**Supplied material**
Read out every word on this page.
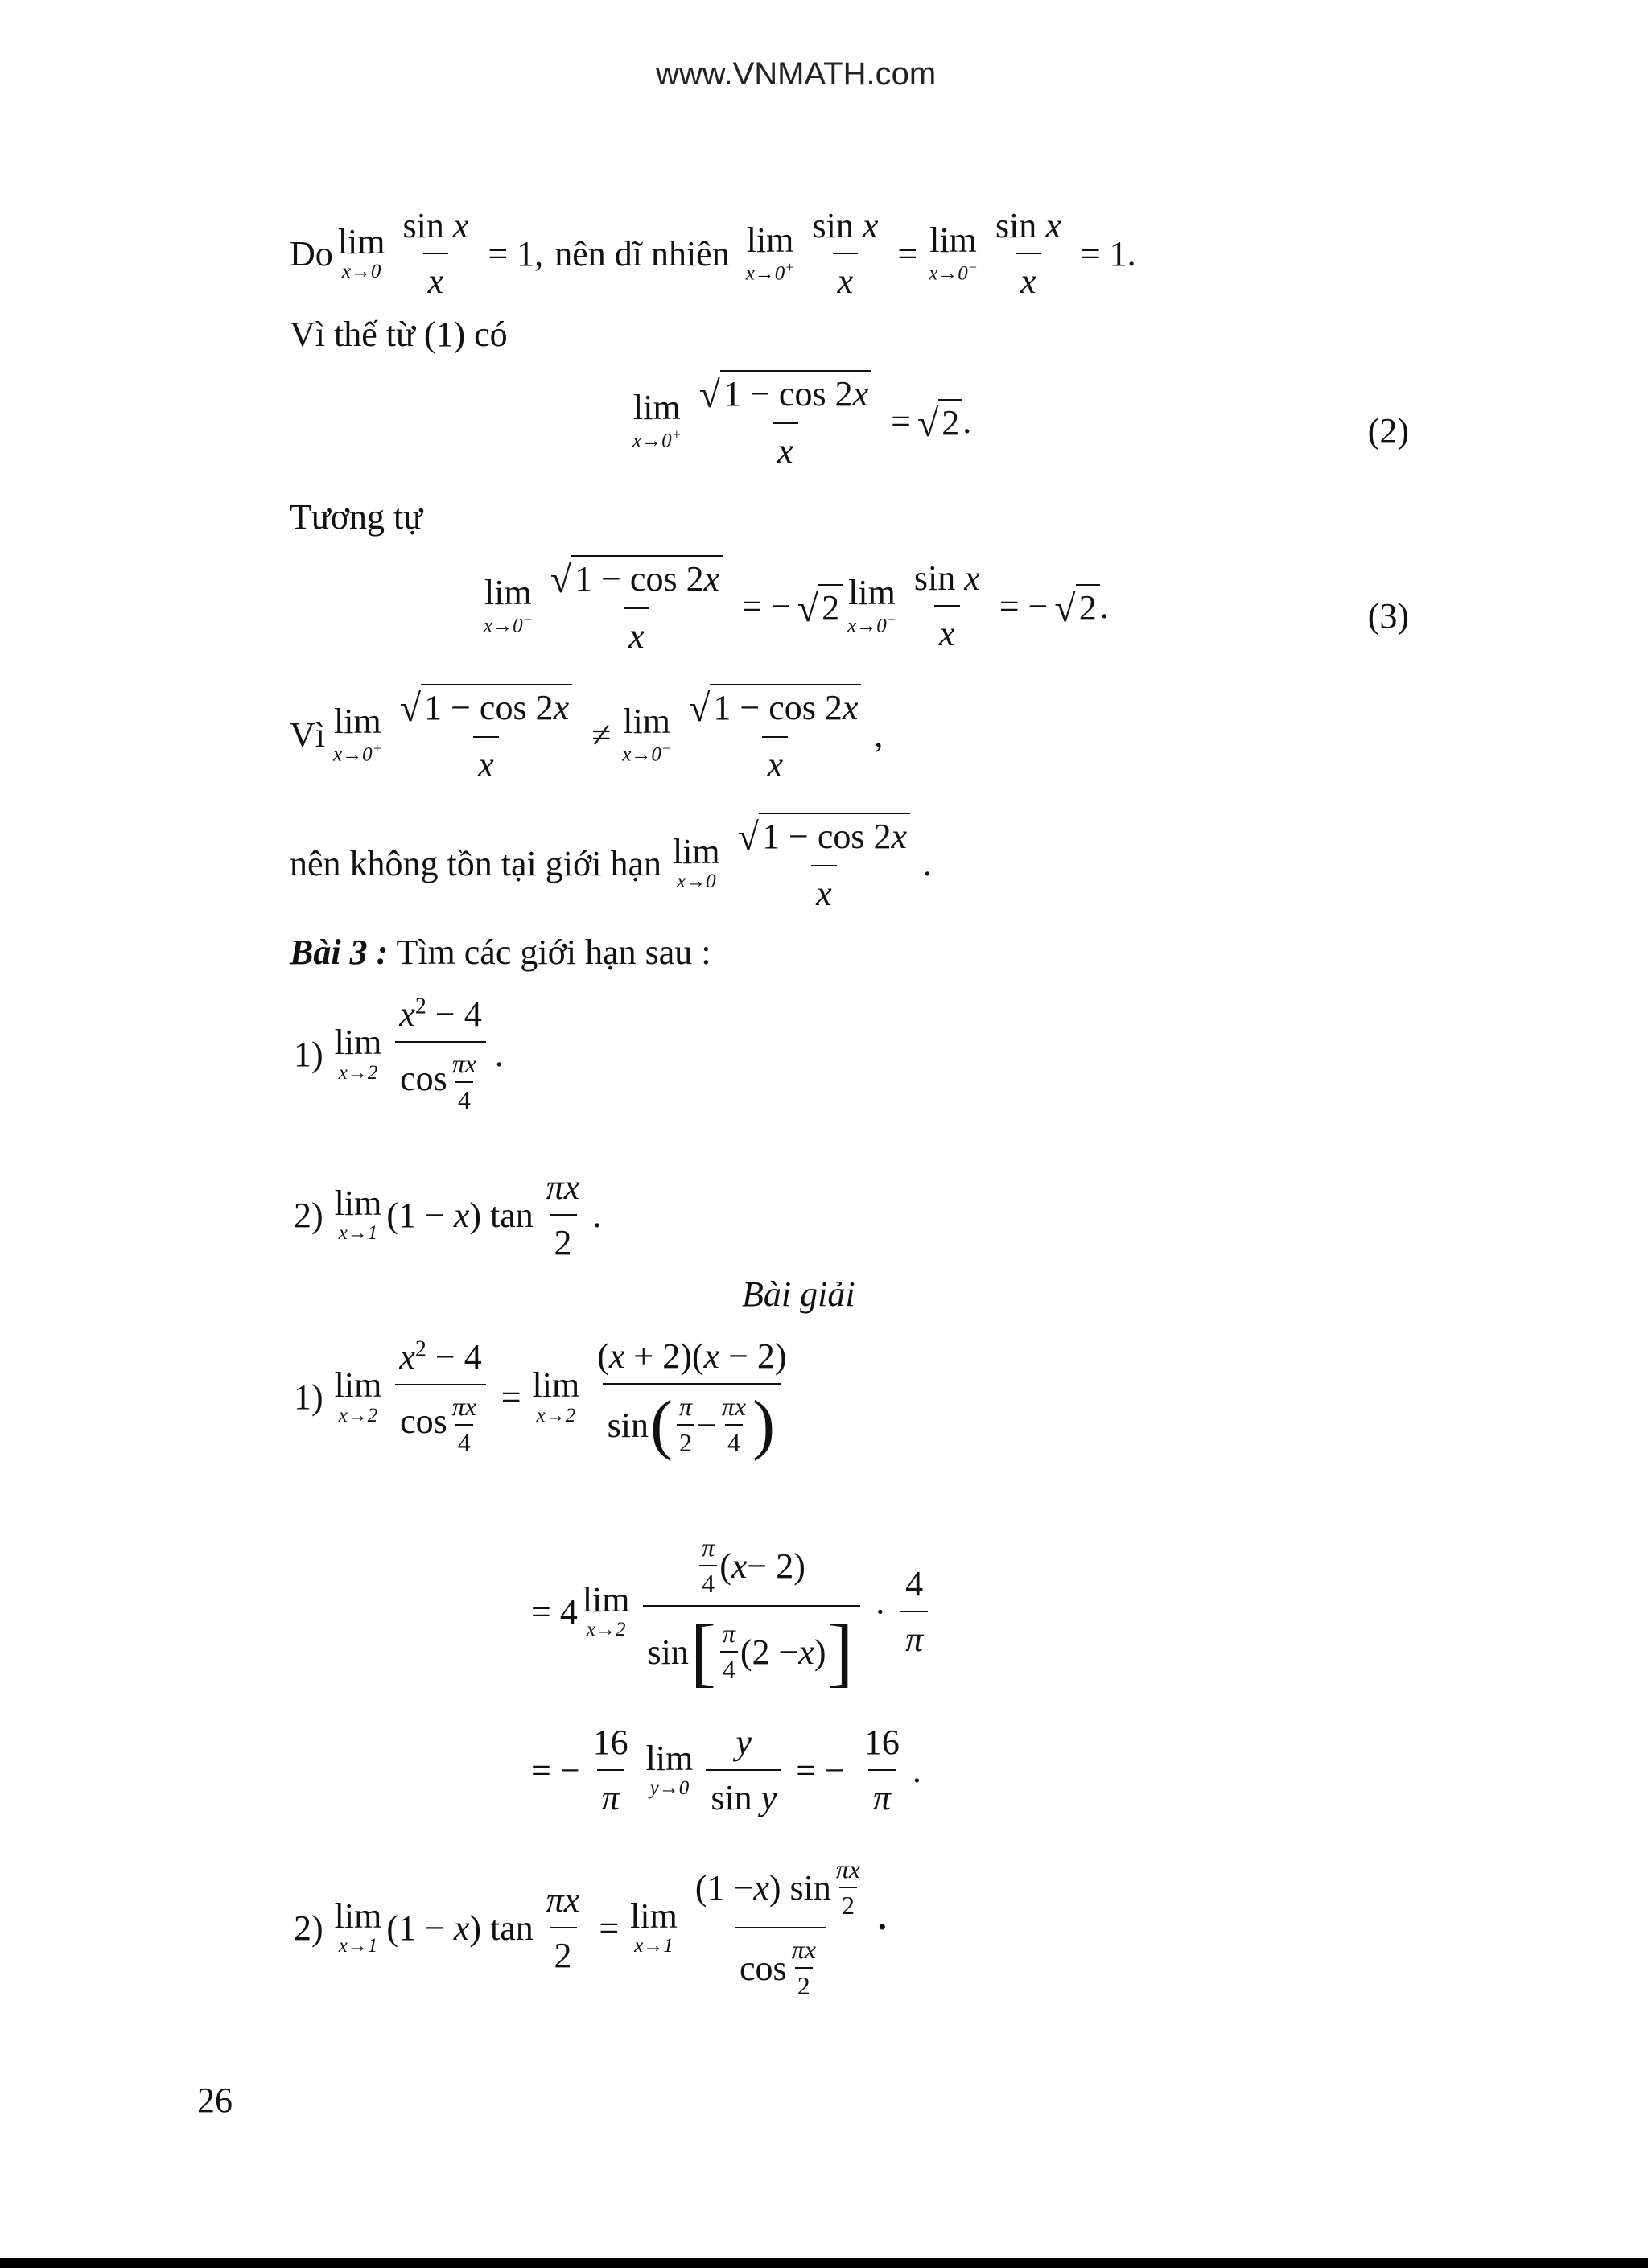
www.VNMATH.com
Do lim
$x\to 0 \frac{\text{sin x}}{x} = 1$, nên dĩ nhiên lim
$x\to 0^+ \frac{\text{sin x}}{x} = \lim$
$x\to 0^- \frac{\text{sin x}}{x} = 1$.
Vì thế từ (1) có
lim
$x\to 0^+ \frac{√ 1 - \cos 2x}{x}$ = √ 2 .	(2)
Tương tự
lim
$x\to 0^- \frac{√ 1 - \cos 2x}{x}$ = − √ 2 lim
$x\to 0^- \frac{\text{sin x}}{x}$ = − √ 2 .	(3)
Vì lim
$x\to 0^+ \frac{√ 1 - \cos 2x}{x} \ne \lim$
$x\to 0^- \frac{√ 1 - \cos 2x}{x}$ ,
nên không tồn tại giới hạn lim
$x\to 0 \frac{√ 1 - \cos 2x}{x}$ .
Bài 3 : Tìm các giới hạn sau :
1) lim
$x\to 2 \frac{x^2 - 4}{\cos \frac{\pi x}{4}}$ .
2) lim
x→1 (1 − x) $\tan \frac{\pi x}{2}$ .
Bài giải
1) lim
$x\to 2 \frac{x^2 - 4}{\cos \frac{\pi x}{4}} = \lim$
$x\to 2 \frac{(x + 2)(x - 2)}{\sin ( \frac{\pi}{2} - \frac{\pi x}{4} )}$
= 4 lim
$x\to 2 \frac{\frac{\pi}{4} ( x - 2)}{\sin [ \frac{\pi}{4} (2 - x ) ]} \cdot \frac{4}{\pi}$
= − $\frac{16}{\pi}$ lim
$y\to 0 \frac{y}{\text{sin y}}$ = − $\frac{16}{\pi}$ .
2) lim
x→1 (1 − x) $\tan \frac{\pi x}{2} = \lim$
$x\to 1 \frac{(1 - x ) \sin \frac{\pi x}{2}}{\cos \frac{\pi x}{2}}$ •
26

**Directions for this task**
The records above are to be reproduced exactly; the pictures are to be left out.

**The completed task**
Read out every word on this page.
www.VNMATH.com
Do lim
$x\to 0 \frac{\text{sin x}}{x} = 1$, nên dĩ nhiên lim
$x\to 0^+ \frac{\text{sin x}}{x} = \lim$
$x\to 0^- \frac{\text{sin x}}{x} = 1$.
Vì thế từ (1) có
lim
$x\to 0^+ \frac{√ 1 - \cos 2x}{x}$ = √ 2 .	(2)
Tương tự
lim
$x\to 0^- \frac{√ 1 - \cos 2x}{x}$ = − √ 2 lim
$x\to 0^- \frac{\text{sin x}}{x}$ = − √ 2 .	(3)
Vì lim
$x\to 0^+ \frac{√ 1 - \cos 2x}{x} \ne \lim$
$x\to 0^- \frac{√ 1 - \cos 2x}{x}$ ,
nên không tồn tại giới hạn lim
$x\to 0 \frac{√ 1 - \cos 2x}{x}$ .
Bài 3 : Tìm các giới hạn sau :
1) lim
$x\to 2 \frac{x^2 - 4}{\cos \frac{\pi x}{4}}$ .
2) lim
x→1 (1 − x) $\tan \frac{\pi x}{2}$ .
Bài giải
1) lim
$x\to 2 \frac{x^2 - 4}{\cos \frac{\pi x}{4}} = \lim$
$x\to 2 \frac{(x + 2)(x - 2)}{\sin ( \frac{\pi}{2} - \frac{\pi x}{4} )}$
= 4 lim
$x\to 2 \frac{\frac{\pi}{4} ( x - 2)}{\sin [ \frac{\pi}{4} (2 - x ) ]} \cdot \frac{4}{\pi}$
= − $\frac{16}{\pi}$ lim
$y\to 0 \frac{y}{\text{sin y}}$ = − $\frac{16}{\pi}$ .
2) lim
x→1 (1 − x) $\tan \frac{\pi x}{2} = \lim$
$x\to 1 \frac{(1 - x ) \sin \frac{\pi x}{2}}{\cos \frac{\pi x}{2}}$ •
26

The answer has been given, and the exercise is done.